═════ Records provided ═════

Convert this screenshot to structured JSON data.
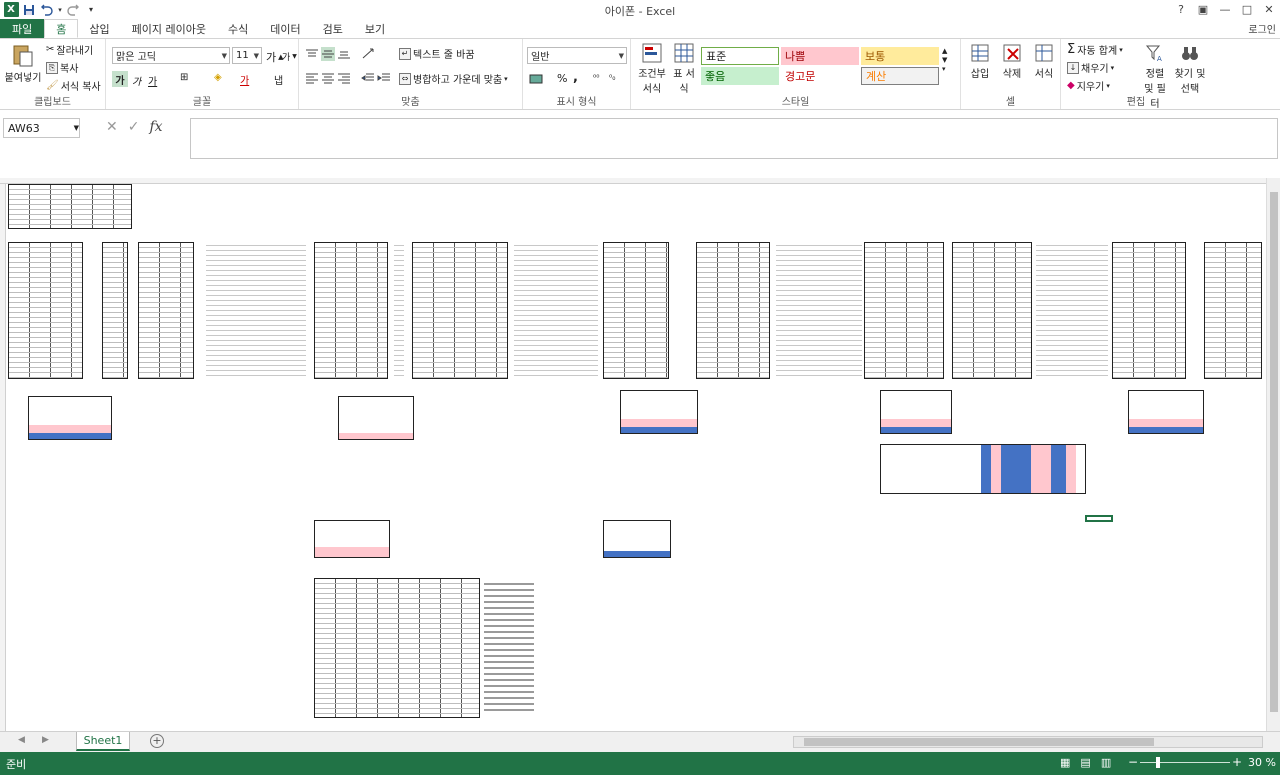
{
  "window": {
    "title": "아이폰 - Excel",
    "login": "로그인",
    "controls": {
      "help": "?",
      "restore_ribbon": "▣",
      "minimize": "—",
      "maximize": "□",
      "close": "✕"
    }
  },
  "qat": {
    "logo": "X",
    "save": "💾",
    "undo": "↶",
    "redo": "↷",
    "more": "▾"
  },
  "tabs": [
    {
      "label": "파일"
    },
    {
      "label": "홈"
    },
    {
      "label": "삽입"
    },
    {
      "label": "페이지 레이아웃"
    },
    {
      "label": "수식"
    },
    {
      "label": "데이터"
    },
    {
      "label": "검토"
    },
    {
      "label": "보기"
    }
  ],
  "ribbon": {
    "clipboard": {
      "label": "클립보드",
      "paste": "붙여넣기",
      "cut": "잘라내기",
      "copy": "복사",
      "format_painter": "서식 복사"
    },
    "font": {
      "label": "글꼴",
      "font_name": "맑은 고딕",
      "font_size": "11",
      "bold": "가",
      "italic": "가",
      "underline": "가",
      "grow": "가",
      "shrink": "가",
      "border": "⊞",
      "fill_color": "◈",
      "font_color": "가",
      "phonetic": "냅"
    },
    "alignment": {
      "label": "맞춤",
      "wrap_text": "텍스트 줄 바꿈",
      "merge_center": "병합하고 가운데 맞춤"
    },
    "number": {
      "label": "표시 형식",
      "format": "일반",
      "percent": "%",
      "comma": ","
    },
    "styles": {
      "label": "스타일",
      "cond_format": "조건부 서식",
      "table_format": "표 서식",
      "normal": "표준",
      "bad": "나쁨",
      "neutral": "보통",
      "good": "좋음",
      "warning": "경고문",
      "calc": "계산",
      "normal_color": "#ffffff",
      "bad_color": "#ffc7ce",
      "neutral_color": "#ffeb9c",
      "good_color": "#c6efce",
      "warning_color": "#ffffff",
      "calc_color": "#f2f2f2"
    },
    "cells": {
      "label": "셀",
      "insert": "삽입",
      "delete": "삭제",
      "format": "서식"
    },
    "editing": {
      "label": "편집",
      "autosum": "자동 합계",
      "fill": "채우기",
      "clear": "지우기",
      "sort_filter": "정렬 및 필터",
      "find_select": "찾기 및 선택"
    }
  },
  "formula_bar": {
    "name_box": "AW63",
    "cancel": "✕",
    "enter": "✓",
    "fx": "fx",
    "value": ""
  },
  "sheet_tabs": [
    {
      "label": "Sheet1"
    }
  ],
  "status": {
    "text": "준비",
    "zoom": "30 %",
    "zoom_minus": "−",
    "zoom_plus": "+"
  },
  "colors": {
    "accent": "#217346"
  }
}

═════

## Instruction
Reproduce every line precisely as given, omitting all pictures.

## Worked solution
Convert this screenshot to structured JSON data.
{
  "window": {
    "title": "아이폰 - Excel",
    "login": "로그인",
    "controls": {
      "help": "?",
      "restore_ribbon": "▣",
      "minimize": "—",
      "maximize": "□",
      "close": "✕"
    }
  },
  "qat": {
    "logo": "X",
    "save": "💾",
    "undo": "↶",
    "redo": "↷",
    "more": "▾"
  },
  "tabs": [
    {
      "label": "파일"
    },
    {
      "label": "홈"
    },
    {
      "label": "삽입"
    },
    {
      "label": "페이지 레이아웃"
    },
    {
      "label": "수식"
    },
    {
      "label": "데이터"
    },
    {
      "label": "검토"
    },
    {
      "label": "보기"
    }
  ],
  "ribbon": {
    "clipboard": {
      "label": "클립보드",
      "paste": "붙여넣기",
      "cut": "잘라내기",
      "copy": "복사",
      "format_painter": "서식 복사"
    },
    "font": {
      "label": "글꼴",
      "font_name": "맑은 고딕",
      "font_size": "11",
      "bold": "가",
      "italic": "가",
      "underline": "가",
      "grow": "가",
      "shrink": "가",
      "border": "⊞",
      "fill_color": "◈",
      "font_color": "가",
      "phonetic": "냅"
    },
    "alignment": {
      "label": "맞춤",
      "wrap_text": "텍스트 줄 바꿈",
      "merge_center": "병합하고 가운데 맞춤"
    },
    "number": {
      "label": "표시 형식",
      "format": "일반",
      "percent": "%",
      "comma": ","
    },
    "styles": {
      "label": "스타일",
      "cond_format": "조건부 서식",
      "table_format": "표 서식",
      "normal": "표준",
      "bad": "나쁨",
      "neutral": "보통",
      "good": "좋음",
      "warning": "경고문",
      "calc": "계산",
      "normal_color": "#ffffff",
      "bad_color": "#ffc7ce",
      "neutral_color": "#ffeb9c",
      "good_color": "#c6efce",
      "warning_color": "#ffffff",
      "calc_color": "#f2f2f2"
    },
    "cells": {
      "label": "셀",
      "insert": "삽입",
      "delete": "삭제",
      "format": "서식"
    },
    "editing": {
      "label": "편집",
      "autosum": "자동 합계",
      "fill": "채우기",
      "clear": "지우기",
      "sort_filter": "정렬 및 필터",
      "find_select": "찾기 및 선택"
    }
  },
  "formula_bar": {
    "name_box": "AW63",
    "cancel": "✕",
    "enter": "✓",
    "fx": "fx",
    "value": ""
  },
  "sheet_tabs": [
    {
      "label": "Sheet1"
    }
  ],
  "status": {
    "text": "준비",
    "zoom": "30 %",
    "zoom_minus": "−",
    "zoom_plus": "+"
  },
  "colors": {
    "accent": "#217346"
  }
}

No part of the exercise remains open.